**What is asked:**
Return the count of lines with the string "climatology" in them, and nothing else.

Records about charts and figures:
·····
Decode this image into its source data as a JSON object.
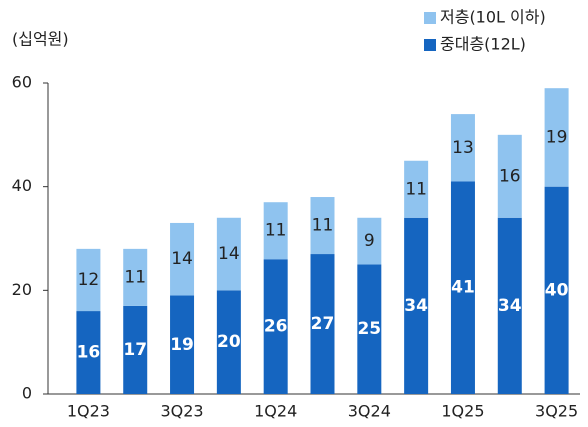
{
  "chart_data": {
    "type": "stacked_bar",
    "unit_label": "(십억원)",
    "categories": [
      "1Q23",
      null,
      "3Q23",
      null,
      "1Q24",
      null,
      "3Q24",
      null,
      "1Q25",
      null,
      "3Q25"
    ],
    "series": [
      {
        "name": "중대층(12L)",
        "color": "#1565c0",
        "values": [
          16,
          17,
          19,
          20,
          26,
          27,
          25,
          34,
          41,
          34,
          40
        ]
      },
      {
        "name": "저층(10L 이하)",
        "color": "#8fc3ef",
        "values": [
          12,
          11,
          14,
          14,
          11,
          11,
          9,
          11,
          13,
          16,
          19
        ]
      }
    ],
    "ylim": [
      0,
      60
    ],
    "yticks": [
      0,
      20,
      40,
      60
    ],
    "grid": false,
    "legend": "top-right"
  }
}
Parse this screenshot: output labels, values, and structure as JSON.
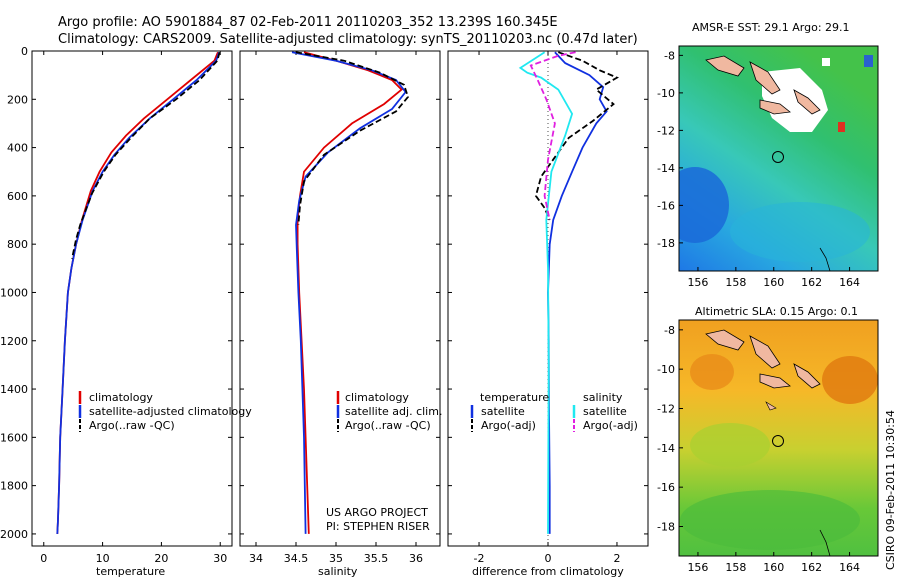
{
  "figure": {
    "title_line1": "Argo profile: AO 5901884_87 02-Feb-2011 20110203_352 13.239S 160.345E",
    "title_line2": "Climatology: CARS2009. Satellite-adjusted climatology: synTS_20110203.nc (0.47d later)",
    "credit": "CSIRO 09-Feb-2011 10:30:54",
    "project_line1": "US ARGO PROJECT",
    "project_line2": "PI: STEPHEN RISER"
  },
  "colors": {
    "climatology": "#e00000",
    "satellite": "#1030e0",
    "argo": "#000000",
    "salinity_sat": "#20e8f0",
    "salinity_argo": "#e020e0",
    "coast_fill": "#f0b8a0",
    "land_fill": "#ffffff"
  },
  "chart_data": [
    {
      "type": "line",
      "panel": "temperature",
      "xlabel": "temperature",
      "xlim": [
        -2,
        32
      ],
      "ylim": [
        2050,
        0
      ],
      "xticks": [
        "0",
        "10",
        "20",
        "30"
      ],
      "xtick_values": [
        0,
        10,
        20,
        30
      ],
      "yticks": [
        "0",
        "200",
        "400",
        "600",
        "800",
        "1000",
        "1200",
        "1400",
        "1600",
        "1800",
        "2000"
      ],
      "ytick_values": [
        0,
        200,
        400,
        600,
        800,
        1000,
        1200,
        1400,
        1600,
        1800,
        2000
      ],
      "legend": [
        "climatology",
        "satellite-adjusted climatology",
        "Argo(..raw -QC)"
      ],
      "series": [
        {
          "name": "climatology",
          "style": "solid",
          "color_key": "climatology",
          "x": [
            29.6,
            29.0,
            25.0,
            21.0,
            17.0,
            14.0,
            11.5,
            9.5,
            8.0,
            6.5,
            5.5,
            4.7,
            4.1,
            3.6,
            3.2,
            2.8,
            2.6,
            2.4,
            2.3
          ],
          "depth": [
            5,
            40,
            120,
            200,
            280,
            350,
            420,
            500,
            580,
            700,
            800,
            900,
            1000,
            1200,
            1400,
            1600,
            1800,
            1950,
            2000
          ]
        },
        {
          "name": "satellite-adjusted climatology",
          "style": "solid",
          "color_key": "satellite",
          "x": [
            29.8,
            29.3,
            26.0,
            22.0,
            18.0,
            14.5,
            12.0,
            10.0,
            8.3,
            6.6,
            5.5,
            4.7,
            4.1,
            3.6,
            3.2,
            2.8,
            2.6,
            2.4,
            2.3
          ],
          "depth": [
            5,
            40,
            120,
            200,
            280,
            360,
            430,
            500,
            580,
            700,
            800,
            900,
            1000,
            1200,
            1400,
            1600,
            1800,
            1950,
            2000
          ]
        },
        {
          "name": "Argo(..raw -QC)",
          "style": "dashed",
          "color_key": "argo",
          "x": [
            29.9,
            29.5,
            26.5,
            22.5,
            18.0,
            14.8,
            12.2,
            10.2,
            8.2,
            6.8,
            6.2,
            5.5,
            4.8
          ],
          "depth": [
            5,
            40,
            120,
            200,
            280,
            360,
            430,
            500,
            590,
            680,
            720,
            780,
            860
          ]
        }
      ]
    },
    {
      "type": "line",
      "panel": "salinity",
      "xlabel": "salinity",
      "xlim": [
        33.8,
        36.3
      ],
      "ylim": [
        2050,
        0
      ],
      "xticks": [
        "34",
        "34.5",
        "35",
        "35.5",
        "36"
      ],
      "xtick_values": [
        34,
        34.5,
        35,
        35.5,
        36
      ],
      "legend": [
        "climatology",
        "satellite adj. clim.",
        "Argo(..raw -QC)"
      ],
      "series": [
        {
          "name": "climatology",
          "style": "solid",
          "color_key": "climatology",
          "x": [
            34.6,
            35.0,
            35.4,
            35.7,
            35.82,
            35.6,
            35.2,
            34.85,
            34.6,
            34.55,
            34.52,
            34.52,
            34.54,
            34.57,
            34.6,
            34.62,
            34.64,
            34.66
          ],
          "depth": [
            5,
            40,
            80,
            120,
            160,
            220,
            300,
            400,
            500,
            600,
            700,
            800,
            1000,
            1200,
            1400,
            1600,
            1800,
            2000
          ]
        },
        {
          "name": "satellite adj. clim.",
          "style": "solid",
          "color_key": "satellite",
          "x": [
            34.45,
            35.0,
            35.45,
            35.75,
            35.87,
            35.7,
            35.3,
            34.9,
            34.62,
            34.54,
            34.5,
            34.51,
            34.53,
            34.56,
            34.58,
            34.6,
            34.61,
            34.62
          ],
          "depth": [
            5,
            40,
            80,
            120,
            170,
            240,
            320,
            420,
            520,
            620,
            720,
            820,
            1000,
            1200,
            1400,
            1600,
            1800,
            2000
          ]
        },
        {
          "name": "Argo(..raw -QC)",
          "style": "dashed",
          "color_key": "argo",
          "x": [
            34.5,
            35.1,
            35.55,
            35.85,
            35.9,
            35.75,
            35.3,
            34.85,
            34.6,
            34.55,
            34.53
          ],
          "depth": [
            5,
            40,
            90,
            140,
            190,
            250,
            330,
            430,
            540,
            640,
            720
          ]
        }
      ]
    },
    {
      "type": "line",
      "panel": "difference",
      "xlabel": "difference from climatology",
      "xlim": [
        -2.9,
        2.9
      ],
      "ylim": [
        2050,
        0
      ],
      "xticks": [
        "-2",
        "0",
        "2"
      ],
      "xtick_values": [
        -2,
        0,
        2
      ],
      "legend_temperature_title": "temperature",
      "legend_salinity_title": "salinity",
      "legend": [
        "satellite",
        "Argo(-adj)",
        "satellite",
        "Argo(-adj)"
      ],
      "series": [
        {
          "name": "temperature satellite",
          "style": "solid",
          "color_key": "satellite",
          "x": [
            0.2,
            0.5,
            1.2,
            1.6,
            1.5,
            1.7,
            1.4,
            1.0,
            0.7,
            0.4,
            0.15,
            0.05,
            0.0,
            0.02,
            0.03,
            0.05,
            0.05
          ],
          "depth": [
            5,
            50,
            100,
            150,
            200,
            250,
            300,
            400,
            500,
            600,
            700,
            800,
            1000,
            1200,
            1500,
            1800,
            2000
          ]
        },
        {
          "name": "temperature Argo(-adj)",
          "style": "dashed",
          "color_key": "argo",
          "x": [
            0.3,
            1.0,
            1.5,
            2.0,
            1.4,
            1.9,
            1.3,
            0.6,
            0.2,
            -0.2,
            -0.35,
            -0.1,
            0.05
          ],
          "depth": [
            5,
            40,
            80,
            110,
            160,
            220,
            290,
            360,
            440,
            520,
            600,
            650,
            700
          ]
        },
        {
          "name": "salinity satellite",
          "style": "solid",
          "color_key": "salinity_sat",
          "x": [
            -0.1,
            -0.8,
            -0.6,
            -0.2,
            0.3,
            0.7,
            0.5,
            0.1,
            -0.05,
            0.0,
            0.02,
            0.0
          ],
          "depth": [
            5,
            70,
            90,
            110,
            160,
            260,
            350,
            500,
            700,
            900,
            1300,
            2000
          ]
        },
        {
          "name": "salinity Argo(-adj)",
          "style": "dashed",
          "color_key": "salinity_argo",
          "x": [
            0.8,
            0.3,
            -0.5,
            -0.3,
            -0.05,
            0.2,
            0.0,
            -0.1,
            0.05
          ],
          "depth": [
            5,
            20,
            60,
            120,
            200,
            300,
            450,
            600,
            700
          ]
        }
      ]
    },
    {
      "type": "heatmap",
      "panel": "sst_map",
      "title": "AMSR-E SST: 29.1 Argo: 29.1",
      "xlim": [
        155,
        165.5
      ],
      "ylim": [
        -19.5,
        -7.5
      ],
      "xticks": [
        "156",
        "158",
        "160",
        "162",
        "164"
      ],
      "xtick_values": [
        156,
        158,
        160,
        162,
        164
      ],
      "yticks": [
        "-8",
        "-10",
        "-12",
        "-14",
        "-16",
        "-18"
      ],
      "ytick_values": [
        -8,
        -10,
        -12,
        -14,
        -16,
        -18
      ],
      "marker": {
        "lon": 160.345,
        "lat": -13.239
      }
    },
    {
      "type": "heatmap",
      "panel": "sla_map",
      "title": "Altimetric SLA: 0.15 Argo: 0.1",
      "xlim": [
        155,
        165.5
      ],
      "ylim": [
        -19.5,
        -7.5
      ],
      "xticks": [
        "156",
        "158",
        "160",
        "162",
        "164"
      ],
      "xtick_values": [
        156,
        158,
        160,
        162,
        164
      ],
      "yticks": [
        "-8",
        "-10",
        "-12",
        "-14",
        "-16",
        "-18"
      ],
      "ytick_values": [
        -8,
        -10,
        -12,
        -14,
        -16,
        -18
      ],
      "marker": {
        "lon": 160.345,
        "lat": -13.239
      }
    }
  ]
}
·····
**Response to this task:**
11